++++ Records to use ++++
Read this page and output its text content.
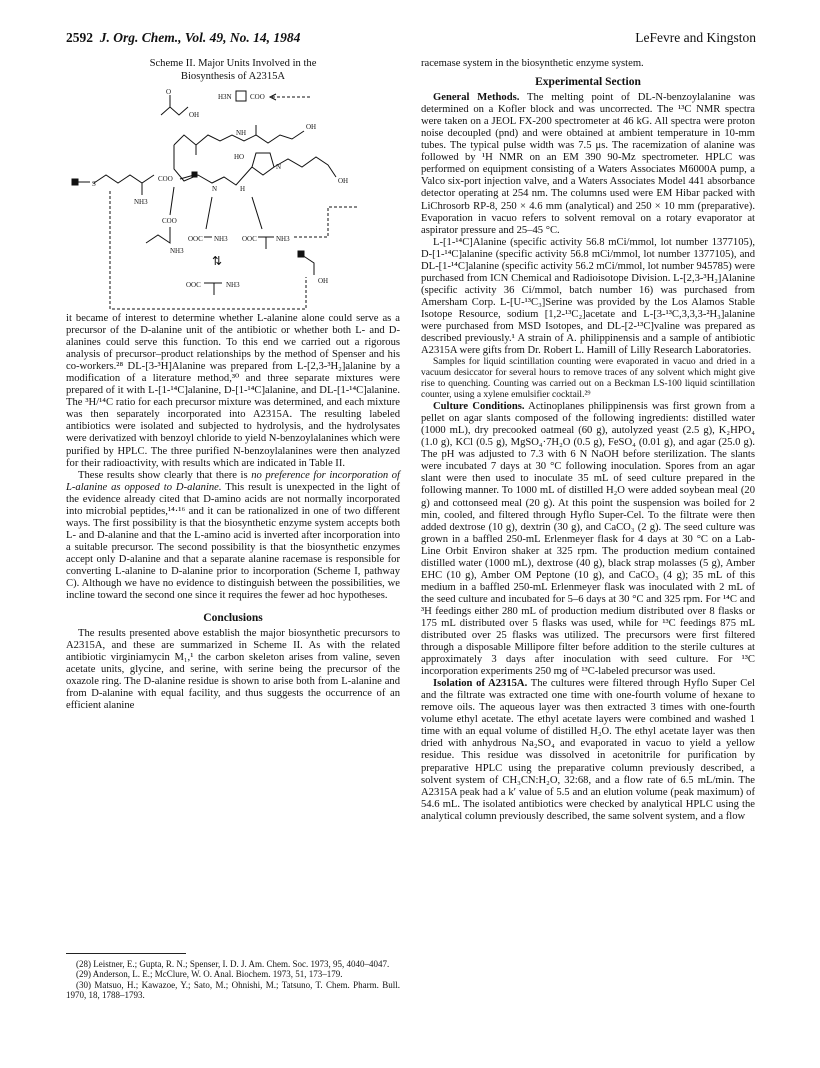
2592 J. Org. Chem., Vol. 49, No. 14, 1984	LeFevre and Kingston
Scheme II. Major Units Involved in the
Biosynthesis of A2315A
O
OH
H3N	COO
NH
OH
HO
N
OH
N	H
S
COO
NH3
COO
NH3
OOC NH3 OOC	NH3
OH
⇅
OOC	NH3

it became of interest to determine whether L-alanine alone could serve as a precursor of the D-alanine unit of the antibiotic or whether both L- and D-alanines could serve this function. To this end we carried out a rigorous analysis of precursor–product relationships by the method of Spenser and his co-workers.²⁸ DL-[3-³H]Alanine was prepared from L-[2,3-³H₂]alanine by a modification of a literature method,³⁰ and three separate mixtures were prepared of it with L-[1-¹⁴C]alanine, D-[1-¹⁴C]alanine, and DL-[1-¹⁴C]alanine. The ³H/¹⁴C ratio for each precursor mixture was determined, and each mixture was then separately incorporated into A2315A. The resulting labeled antibiotics were isolated and subjected to hydrolysis, and the hydrolysates were derivatized with benzoyl chloride to yield N-benzoylalanines which were purified by HPLC. The three purified N-benzoylalanines were then analyzed for their radioactivity, with results which are indicated in Table II.

These results show clearly that there is no preference for incorporation of L-alanine as opposed to D-alanine. This result is unexpected in the light of the evidence already cited that D-amino acids are not normally incorporated into microbial peptides,¹⁴·¹⁶ and it can be rationalized in one of two different ways. The first possibility is that the biosynthetic enzyme system accepts both L- and D-alanine and that the L-amino acid is inverted after incorporation into a suitable precursor. The second possibility is that the biosynthetic enzymes accept only D-alanine and that a separate alanine racemase is responsible for converting L-alanine to D-alanine prior to incorporation (Scheme I, pathway C). Although we have no evidence to distinguish between the possibilities, we incline toward the second one since it requires the fewer ad hoc hypotheses.

Conclusions

The results presented above establish the major biosynthetic precursors to A2315A, and these are summarized in Scheme II. As with the related antibiotic virginiamycin M₁,¹ the carbon skeleton arises from valine, seven acetate units, glycine, and serine, with serine being the precursor of the oxazole ring. The D-alanine residue is shown to arise both from L-alanine and from D-alanine with equal facility, and thus suggests the occurrence of an efficient alanine

(28) Leistner, E.; Gupta, R. N.; Spenser, I. D. J. Am. Chem. Soc. 1973, 95, 4040–4047.

(29) Anderson, L. E.; McClure, W. O. Anal. Biochem. 1973, 51, 173–179.

(30) Matsuo, H.; Kawazoe, Y.; Sato, M.; Ohnishi, M.; Tatsuno, T. Chem. Pharm. Bull. 1970, 18, 1788–1793.

racemase system in the biosynthetic enzyme system.

Experimental Section

General Methods. The melting point of DL-N-benzoylalanine was determined on a Kofler block and was uncorrected. The ¹³C NMR spectra were taken on a JEOL FX-200 spectrometer at 46 kG. All spectra were proton noise decoupled (pnd) and were obtained at ambient temperature in 10-mm tubes. The typical pulse width was 7.5 μs. The racemization of alanine was followed by ¹H NMR on an EM 390 90-Mz spectrometer. HPLC was performed on equipment consisting of a Waters Associates M6000A pump, a Valco six-port injection valve, and a Waters Associates Model 441 absorbance detector operating at 254 nm. The columns used were EM Hibar packed with LiChrosorb RP-8, 250 × 4.6 mm (analytical) and 250 × 10 mm (preparative). Evaporation in vacuo refers to solvent removal on a rotary evaporator at aspirator pressure and 25–45 °C.

L-[1-¹⁴C]Alanine (specific activity 56.8 mCi/mmol, lot number 1377105), D-[1-¹⁴C]alanine (specific activity 56.8 mCi/mmol, lot number 1377105), and DL-[1-¹⁴C]alanine (specific activity 56.2 mCi/mmol, lot number 945785) were purchased from ICN Chemical and Radioisotope Division. L-[2,3-³H₂]Alanine (specific activity 36 Ci/mmol, batch number 16) was purchased from Amersham Corp. L-[U-¹³C₃]Serine was provided by the Los Alamos Stable Isotope Resource, sodium [1,2-¹³C₂]acetate and L-[3-¹³C,3,3,3-²H₃]alanine were purchased from MSD Isotopes, and DL-[2-¹³C]valine was prepared as described previously.¹ A strain of A. philippinensis and a sample of antibiotic A2315A were gifts from Dr. Robert L. Hamill of Lilly Research Laboratories.

Samples for liquid scintillation counting were evaporated in vacuo and dried in a vacuum desiccator for several hours to remove traces of any solvent which might give rise to quenching. Counting was carried out on a Beckman LS-100 liquid scintillation counter, using a xylene emulsifier cocktail.²⁹

Culture Conditions. Actinoplanes philippinensis was first grown from a pellet on agar slants composed of the following ingredients: distilled water (1000 mL), dry precooked oatmeal (60 g), autolyzed yeast (2.5 g), K₂HPO₄ (1.0 g), KCl (0.5 g), MgSO₄·7H₂O (0.5 g), FeSO₄ (0.01 g), and agar (25.0 g). The pH was adjusted to 7.3 with 6 N NaOH before sterilization. The slants were incubated 7 days at 30 °C following inoculation. Spores from an agar slant were then used to inoculate 35 mL of seed culture prepared in the following manner. To 1000 mL of distilled H₂O were added soybean meal (20 g) and cottonseed meal (20 g). At this point the suspension was boiled for 2 min, cooled, and filtered through Hyflo Super-Cel. To the filtrate were then added dextrose (10 g), dextrin (30 g), and CaCO₃ (2 g). The seed culture was grown in a baffled 250-mL Erlenmeyer flask for 4 days at 30 °C on a Lab-Line Orbit Environ shaker at 325 rpm. The production medium contained distilled water (1000 mL), dextrose (40 g), black strap molasses (5 g), Amber EHC (10 g), Amber OM Peptone (10 g), and CaCO₃ (4 g); 35 mL of this medium in a baffled 250-mL Erlenmeyer flask was inoculated with 2 mL of the seed culture and incubated for 5–6 days at 30 °C and 325 rpm. For ¹⁴C and ³H feedings either 280 mL of production medium distributed over 8 flasks or 175 mL distributed over 5 flasks was used, while for ¹³C feedings 875 mL distributed over 25 flasks was utilized. The precursors were first filtered through a disposable Millipore filter before addition to the sterile cultures at approximately 3 days after inoculation with seed culture. For ¹³C incorporation experiments 250 mg of ¹³C-labeled precursor was used.

Isolation of A2315A. The cultures were filtered through Hyflo Super Cel and the filtrate was extracted one time with one-fourth volume of hexane to remove oils. The aqueous layer was then extracted 3 times with one-fourth volume ethyl acetate. The ethyl acetate layers were combined and washed 1 time with an equal volume of distilled H₂O. The ethyl acetate layer was then dried with anhydrous Na₂SO₄ and evaporated in vacuo to yield a yellow residue. This residue was dissolved in acetonitrile for purification by preparative HPLC using the preparative column previously described, a solvent system of CH₃CN:H₂O, 32:68, and a flow rate of 6.5 mL/min. The A2315A peak had a k′ value of 5.5 and an elution volume (peak maximum) of 54.6 mL. The isolated antibiotics were checked by analytical HPLC using the analytical column previously described, the same solvent system, and a flow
++++
Task objective: Work through the entries, filtering for the string "evaporated", and copy each line that holds it.

Result:
Samples for liquid scintillation counting were evaporated in vacuo and dried in a vacuum desiccator for several hours to remove traces of any solvent which might give rise to quenching. Counting was carried out on a Beckman LS-100 liquid scintillation counter, using a xylene emulsifier cocktail.²⁹
Isolation of A2315A. The cultures were filtered through Hyflo Super Cel and the filtrate was extracted one time with one-fourth volume of hexane to remove oils. The aqueous layer was then extracted 3 times with one-fourth volume ethyl acetate. The ethyl acetate layers were combined and washed 1 time with an equal volume of distilled H₂O. The ethyl acetate layer was then dried with anhydrous Na₂SO₄ and evaporated in vacuo to yield a yellow residue. This residue was dissolved in acetonitrile for purification by preparative HPLC using the preparative column previously described, a solvent system of CH₃CN:H₂O, 32:68, and a flow rate of 6.5 mL/min. The A2315A peak had a k′ value of 5.5 and an elution volume (peak maximum) of 54.6 mL. The isolated antibiotics were checked by analytical HPLC using the analytical column previously described, the same solvent system, and a flow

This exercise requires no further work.